▶ _GIVEN REQUEST_
Update the items starting at the one containing "max-rows-label: 최대 행" and ending at the one containing "autocomplete-label: 자동 완성", changing "table-row" to "list-row" and leaving all else unchanged. Give only those items.

▶ _DATA_

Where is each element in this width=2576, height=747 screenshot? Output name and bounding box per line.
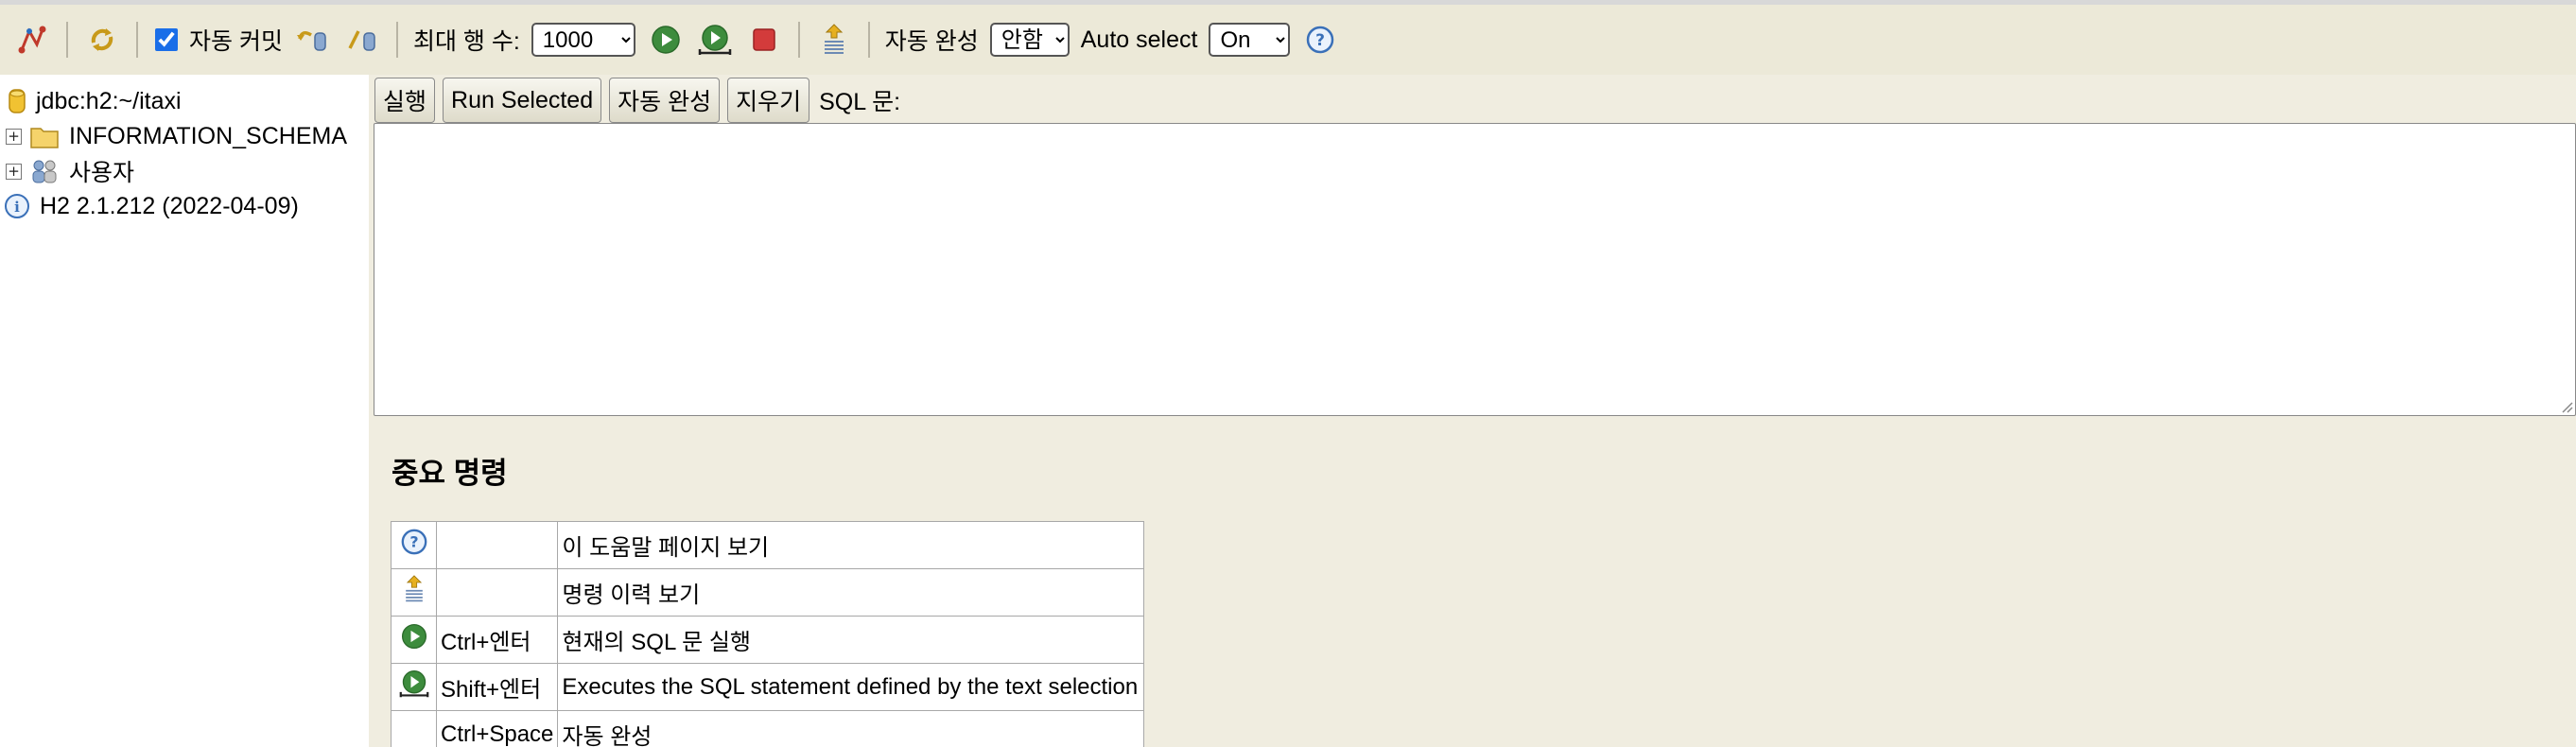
max-rows-label: 최대 행 수: bbox=[412, 28, 520, 55]
empty-icon-cell bbox=[391, 710, 437, 747]
svg-text:?: ? bbox=[1316, 31, 1326, 50]
tree-item-information-schema[interactable]: + INFORMATION_SCHEMA bbox=[6, 119, 347, 153]
commit-icon[interactable] bbox=[341, 19, 383, 61]
table-row: ? 이 도움말 페이지 보기 bbox=[391, 521, 1145, 569]
folder-icon bbox=[30, 128, 59, 148]
shortcut-cell: Shift+엔터 bbox=[435, 663, 559, 711]
svg-text:i: i bbox=[14, 199, 20, 216]
sql-statement-label: SQL 문: bbox=[819, 89, 901, 115]
history-icon bbox=[405, 575, 423, 602]
expand-icon[interactable]: + bbox=[6, 128, 22, 145]
main-panel: 실행 Run Selected 자동 완성 지우기 SQL 문: 중요 명령 ?… bbox=[369, 75, 2576, 747]
refresh-icon[interactable] bbox=[81, 19, 123, 61]
table-row: Shift+엔터 Executes the SQL statement defi… bbox=[391, 663, 1145, 711]
toolbar-separator bbox=[867, 22, 870, 58]
autocomplete-label: 자동 완성 bbox=[884, 28, 979, 55]
toolbar-separator bbox=[66, 22, 68, 58]
history-icon[interactable] bbox=[813, 19, 855, 61]
database-icon bbox=[9, 89, 26, 113]
disconnect-icon[interactable] bbox=[11, 19, 53, 61]
tree-item-label: 사용자 bbox=[69, 160, 135, 186]
object-tree: jdbc:h2:~/itaxi + INFORMATION_SCHEMA + 사… bbox=[0, 75, 369, 747]
description-cell: 명령 이력 보기 bbox=[557, 568, 1145, 617]
users-icon bbox=[32, 160, 57, 183]
toolbar-separator bbox=[797, 22, 800, 58]
description-cell: 자동 완성 bbox=[557, 710, 1145, 747]
sql-editor[interactable] bbox=[374, 123, 2576, 416]
shortcut-cell: Ctrl+엔터 bbox=[435, 616, 559, 664]
tree-connection[interactable]: jdbc:h2:~/itaxi bbox=[8, 84, 182, 118]
toolbar: 자동 커밋 최대 행 수: 1000 자동 완성 안함 Auto select … bbox=[0, 5, 2576, 75]
history-icon-cell bbox=[391, 568, 437, 617]
table-row: Ctrl+엔터 현재의 SQL 문 실행 bbox=[391, 616, 1145, 664]
run-icon-cell bbox=[391, 616, 437, 664]
max-rows-select[interactable]: 1000 bbox=[531, 23, 635, 57]
shortcut-cell bbox=[435, 521, 559, 569]
run-selected-button[interactable]: Run Selected bbox=[443, 78, 602, 123]
run-selected-icon[interactable] bbox=[694, 19, 736, 61]
svg-text:?: ? bbox=[409, 533, 418, 551]
run-selected-icon bbox=[399, 670, 428, 698]
shortcut-cell: Ctrl+Space bbox=[435, 710, 559, 747]
rollback-icon[interactable] bbox=[292, 19, 334, 61]
autoselect-select[interactable]: On bbox=[1209, 23, 1291, 57]
table-row: Ctrl+Space 자동 완성 bbox=[391, 710, 1145, 747]
description-cell: 현재의 SQL 문 실행 bbox=[557, 616, 1145, 664]
toolbar-separator bbox=[136, 22, 138, 58]
autocomplete-select[interactable]: 안함 bbox=[989, 23, 1070, 57]
autocommit-checkbox[interactable] bbox=[155, 28, 178, 51]
tree-connection-label: jdbc:h2:~/itaxi bbox=[36, 87, 182, 114]
info-icon: i bbox=[5, 194, 29, 218]
shortcut-cell bbox=[435, 568, 559, 617]
editor-button-row: 실행 Run Selected 자동 완성 지우기 SQL 문: bbox=[374, 77, 900, 124]
tree-version: i H2 2.1.212 (2022-04-09) bbox=[4, 189, 299, 223]
help-icon[interactable]: ? bbox=[1299, 19, 1341, 61]
table-row: 명령 이력 보기 bbox=[391, 568, 1145, 617]
expand-icon[interactable]: + bbox=[6, 163, 22, 180]
run-selected-icon-cell bbox=[391, 663, 437, 711]
clear-button[interactable]: 지우기 bbox=[727, 78, 810, 123]
run-icon[interactable] bbox=[645, 19, 687, 61]
tree-item-label: INFORMATION_SCHEMA bbox=[69, 122, 347, 149]
run-icon bbox=[401, 623, 426, 650]
stop-icon[interactable] bbox=[743, 19, 785, 61]
toolbar-separator bbox=[395, 22, 398, 58]
autocommit-label: 자동 커밋 bbox=[189, 28, 283, 55]
run-button[interactable]: 실행 bbox=[374, 78, 436, 123]
description-cell: Executes the SQL statement defined by th… bbox=[557, 663, 1145, 711]
autoselect-label: Auto select bbox=[1080, 26, 1198, 53]
description-cell: 이 도움말 페이지 보기 bbox=[557, 521, 1145, 569]
resize-grip-icon[interactable] bbox=[2560, 400, 2573, 413]
help-heading: 중요 명령 bbox=[392, 457, 508, 490]
help-table: ? 이 도움말 페이지 보기 명령 이력 보기 Ctrl+엔터 현재의 SQL … bbox=[391, 521, 1145, 747]
tree-version-label: H2 2.1.212 (2022-04-09) bbox=[40, 192, 299, 219]
autocomplete-button[interactable]: 자동 완성 bbox=[609, 78, 721, 123]
help-icon: ? bbox=[401, 529, 426, 555]
tree-item-users[interactable]: + 사용자 bbox=[6, 154, 134, 188]
help-icon-cell: ? bbox=[391, 521, 437, 569]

▶ _WORKED ANSWER_
max-rows-label: 최대 행 수: bbox=[412, 28, 520, 55]
empty-icon-cell bbox=[391, 710, 437, 747]
svg-text:?: ? bbox=[1316, 31, 1326, 50]
tree-item-information-schema[interactable]: + INFORMATION_SCHEMA bbox=[6, 119, 347, 153]
commit-icon[interactable] bbox=[341, 19, 383, 61]
list-row: ? 이 도움말 페이지 보기 bbox=[391, 521, 1145, 569]
folder-icon bbox=[30, 128, 59, 148]
shortcut-cell: Shift+엔터 bbox=[435, 663, 559, 711]
svg-text:i: i bbox=[14, 199, 20, 216]
sql-statement-label: SQL 문: bbox=[819, 89, 901, 115]
history-icon bbox=[405, 575, 423, 602]
expand-icon[interactable]: + bbox=[6, 128, 22, 145]
main-panel: 실행 Run Selected 자동 완성 지우기 SQL 문: 중요 명령 ?… bbox=[369, 75, 2576, 747]
refresh-icon[interactable] bbox=[81, 19, 123, 61]
list-row: Shift+엔터 Executes the SQL statement defi… bbox=[391, 663, 1145, 711]
toolbar-separator bbox=[867, 22, 870, 58]
autocomplete-label: 자동 완성 bbox=[884, 28, 979, 55]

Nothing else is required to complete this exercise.